| EXERCISE BRIEF |
Output all the entries word for word. Omit the pictures.

>> Begin GIVEN RECORDS

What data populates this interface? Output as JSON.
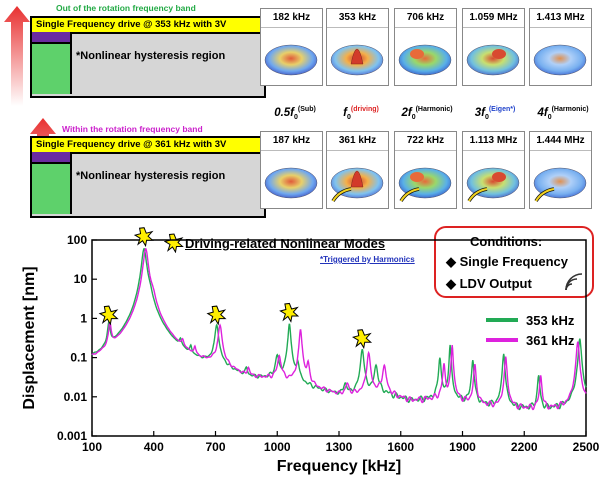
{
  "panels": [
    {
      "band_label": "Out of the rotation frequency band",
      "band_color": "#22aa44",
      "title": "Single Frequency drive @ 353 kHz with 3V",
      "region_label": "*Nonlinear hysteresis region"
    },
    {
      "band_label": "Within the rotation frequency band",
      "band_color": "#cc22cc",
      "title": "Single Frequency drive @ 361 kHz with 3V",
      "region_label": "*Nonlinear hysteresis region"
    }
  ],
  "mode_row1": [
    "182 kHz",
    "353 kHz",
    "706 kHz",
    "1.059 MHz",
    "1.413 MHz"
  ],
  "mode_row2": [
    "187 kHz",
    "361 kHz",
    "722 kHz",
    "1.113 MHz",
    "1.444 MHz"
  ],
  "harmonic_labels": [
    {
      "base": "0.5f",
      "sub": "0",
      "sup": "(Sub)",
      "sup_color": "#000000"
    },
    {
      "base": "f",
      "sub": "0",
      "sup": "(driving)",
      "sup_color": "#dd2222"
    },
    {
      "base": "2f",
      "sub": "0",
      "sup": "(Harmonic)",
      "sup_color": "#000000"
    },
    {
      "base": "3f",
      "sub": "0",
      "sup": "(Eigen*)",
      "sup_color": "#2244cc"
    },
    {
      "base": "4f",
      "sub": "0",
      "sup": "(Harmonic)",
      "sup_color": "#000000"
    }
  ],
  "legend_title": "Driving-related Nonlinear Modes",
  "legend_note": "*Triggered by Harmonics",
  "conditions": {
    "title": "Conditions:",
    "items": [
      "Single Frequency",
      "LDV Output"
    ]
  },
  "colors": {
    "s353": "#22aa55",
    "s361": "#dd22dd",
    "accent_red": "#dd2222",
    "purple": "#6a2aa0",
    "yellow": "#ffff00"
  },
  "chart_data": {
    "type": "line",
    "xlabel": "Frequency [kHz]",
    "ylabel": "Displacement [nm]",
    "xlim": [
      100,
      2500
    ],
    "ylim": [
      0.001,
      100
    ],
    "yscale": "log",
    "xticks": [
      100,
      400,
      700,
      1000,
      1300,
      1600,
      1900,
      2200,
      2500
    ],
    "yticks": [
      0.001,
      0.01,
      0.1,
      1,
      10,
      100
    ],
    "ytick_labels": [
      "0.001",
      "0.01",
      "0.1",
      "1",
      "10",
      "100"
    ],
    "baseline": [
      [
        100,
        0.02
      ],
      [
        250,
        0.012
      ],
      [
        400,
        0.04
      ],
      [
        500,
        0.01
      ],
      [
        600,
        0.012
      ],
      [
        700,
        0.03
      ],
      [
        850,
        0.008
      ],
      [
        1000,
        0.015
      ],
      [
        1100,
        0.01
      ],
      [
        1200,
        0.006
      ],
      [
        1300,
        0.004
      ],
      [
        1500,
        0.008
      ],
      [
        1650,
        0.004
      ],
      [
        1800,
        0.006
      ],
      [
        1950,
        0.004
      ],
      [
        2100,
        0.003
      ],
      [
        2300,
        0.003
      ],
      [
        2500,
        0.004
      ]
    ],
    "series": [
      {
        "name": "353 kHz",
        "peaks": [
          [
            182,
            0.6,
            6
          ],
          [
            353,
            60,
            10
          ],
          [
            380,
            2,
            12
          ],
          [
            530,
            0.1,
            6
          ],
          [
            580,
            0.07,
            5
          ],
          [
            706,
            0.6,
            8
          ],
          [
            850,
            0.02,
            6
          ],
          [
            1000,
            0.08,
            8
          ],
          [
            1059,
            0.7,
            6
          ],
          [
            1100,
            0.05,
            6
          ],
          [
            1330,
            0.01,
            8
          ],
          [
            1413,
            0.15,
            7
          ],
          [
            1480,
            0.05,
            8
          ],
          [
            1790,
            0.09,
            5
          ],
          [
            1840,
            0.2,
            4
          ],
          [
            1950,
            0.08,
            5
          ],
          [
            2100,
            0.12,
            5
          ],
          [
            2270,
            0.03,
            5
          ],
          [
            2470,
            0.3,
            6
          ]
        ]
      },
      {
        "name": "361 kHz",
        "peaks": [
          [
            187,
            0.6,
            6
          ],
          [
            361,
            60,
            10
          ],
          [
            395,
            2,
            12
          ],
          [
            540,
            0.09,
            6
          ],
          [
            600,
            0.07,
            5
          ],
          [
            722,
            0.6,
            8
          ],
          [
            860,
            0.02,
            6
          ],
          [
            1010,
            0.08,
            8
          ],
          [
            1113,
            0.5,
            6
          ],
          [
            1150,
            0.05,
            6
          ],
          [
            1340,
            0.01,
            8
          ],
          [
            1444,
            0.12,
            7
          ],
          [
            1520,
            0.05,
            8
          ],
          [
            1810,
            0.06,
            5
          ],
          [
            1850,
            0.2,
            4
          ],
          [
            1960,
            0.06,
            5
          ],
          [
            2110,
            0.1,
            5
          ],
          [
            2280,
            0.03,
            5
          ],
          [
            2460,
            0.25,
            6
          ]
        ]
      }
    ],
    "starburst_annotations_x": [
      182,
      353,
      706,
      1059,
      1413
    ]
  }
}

>> End GIVEN RECORDS

| EXERCISE RESULT |
What data populates this interface? Output as JSON.
{
  "panels": [
    {
      "band_label": "Out of the rotation frequency band",
      "band_color": "#22aa44",
      "title": "Single Frequency drive @ 353 kHz with 3V",
      "region_label": "*Nonlinear hysteresis region"
    },
    {
      "band_label": "Within the rotation frequency band",
      "band_color": "#cc22cc",
      "title": "Single Frequency drive @ 361 kHz with 3V",
      "region_label": "*Nonlinear hysteresis region"
    }
  ],
  "mode_row1": [
    "182 kHz",
    "353 kHz",
    "706 kHz",
    "1.059 MHz",
    "1.413 MHz"
  ],
  "mode_row2": [
    "187 kHz",
    "361 kHz",
    "722 kHz",
    "1.113 MHz",
    "1.444 MHz"
  ],
  "harmonic_labels": [
    {
      "base": "0.5f",
      "sub": "0",
      "sup": "(Sub)",
      "sup_color": "#000000"
    },
    {
      "base": "f",
      "sub": "0",
      "sup": "(driving)",
      "sup_color": "#dd2222"
    },
    {
      "base": "2f",
      "sub": "0",
      "sup": "(Harmonic)",
      "sup_color": "#000000"
    },
    {
      "base": "3f",
      "sub": "0",
      "sup": "(Eigen*)",
      "sup_color": "#2244cc"
    },
    {
      "base": "4f",
      "sub": "0",
      "sup": "(Harmonic)",
      "sup_color": "#000000"
    }
  ],
  "legend_title": "Driving-related Nonlinear Modes",
  "legend_note": "*Triggered by Harmonics",
  "conditions": {
    "title": "Conditions:",
    "items": [
      "Single Frequency",
      "LDV Output"
    ]
  },
  "colors": {
    "s353": "#22aa55",
    "s361": "#dd22dd",
    "accent_red": "#dd2222",
    "purple": "#6a2aa0",
    "yellow": "#ffff00"
  },
  "chart_data": {
    "type": "line",
    "xlabel": "Frequency [kHz]",
    "ylabel": "Displacement [nm]",
    "xlim": [
      100,
      2500
    ],
    "ylim": [
      0.001,
      100
    ],
    "yscale": "log",
    "xticks": [
      100,
      400,
      700,
      1000,
      1300,
      1600,
      1900,
      2200,
      2500
    ],
    "yticks": [
      0.001,
      0.01,
      0.1,
      1,
      10,
      100
    ],
    "ytick_labels": [
      "0.001",
      "0.01",
      "0.1",
      "1",
      "10",
      "100"
    ],
    "baseline": [
      [
        100,
        0.02
      ],
      [
        250,
        0.012
      ],
      [
        400,
        0.04
      ],
      [
        500,
        0.01
      ],
      [
        600,
        0.012
      ],
      [
        700,
        0.03
      ],
      [
        850,
        0.008
      ],
      [
        1000,
        0.015
      ],
      [
        1100,
        0.01
      ],
      [
        1200,
        0.006
      ],
      [
        1300,
        0.004
      ],
      [
        1500,
        0.008
      ],
      [
        1650,
        0.004
      ],
      [
        1800,
        0.006
      ],
      [
        1950,
        0.004
      ],
      [
        2100,
        0.003
      ],
      [
        2300,
        0.003
      ],
      [
        2500,
        0.004
      ]
    ],
    "series": [
      {
        "name": "353 kHz",
        "peaks": [
          [
            182,
            0.6,
            6
          ],
          [
            353,
            60,
            10
          ],
          [
            380,
            2,
            12
          ],
          [
            530,
            0.1,
            6
          ],
          [
            580,
            0.07,
            5
          ],
          [
            706,
            0.6,
            8
          ],
          [
            850,
            0.02,
            6
          ],
          [
            1000,
            0.08,
            8
          ],
          [
            1059,
            0.7,
            6
          ],
          [
            1100,
            0.05,
            6
          ],
          [
            1330,
            0.01,
            8
          ],
          [
            1413,
            0.15,
            7
          ],
          [
            1480,
            0.05,
            8
          ],
          [
            1790,
            0.09,
            5
          ],
          [
            1840,
            0.2,
            4
          ],
          [
            1950,
            0.08,
            5
          ],
          [
            2100,
            0.12,
            5
          ],
          [
            2270,
            0.03,
            5
          ],
          [
            2470,
            0.3,
            6
          ]
        ]
      },
      {
        "name": "361 kHz",
        "peaks": [
          [
            187,
            0.6,
            6
          ],
          [
            361,
            60,
            10
          ],
          [
            395,
            2,
            12
          ],
          [
            540,
            0.09,
            6
          ],
          [
            600,
            0.07,
            5
          ],
          [
            722,
            0.6,
            8
          ],
          [
            860,
            0.02,
            6
          ],
          [
            1010,
            0.08,
            8
          ],
          [
            1113,
            0.5,
            6
          ],
          [
            1150,
            0.05,
            6
          ],
          [
            1340,
            0.01,
            8
          ],
          [
            1444,
            0.12,
            7
          ],
          [
            1520,
            0.05,
            8
          ],
          [
            1810,
            0.06,
            5
          ],
          [
            1850,
            0.2,
            4
          ],
          [
            1960,
            0.06,
            5
          ],
          [
            2110,
            0.1,
            5
          ],
          [
            2280,
            0.03,
            5
          ],
          [
            2460,
            0.25,
            6
          ]
        ]
      }
    ],
    "starburst_annotations_x": [
      182,
      353,
      706,
      1059,
      1413
    ]
  }
}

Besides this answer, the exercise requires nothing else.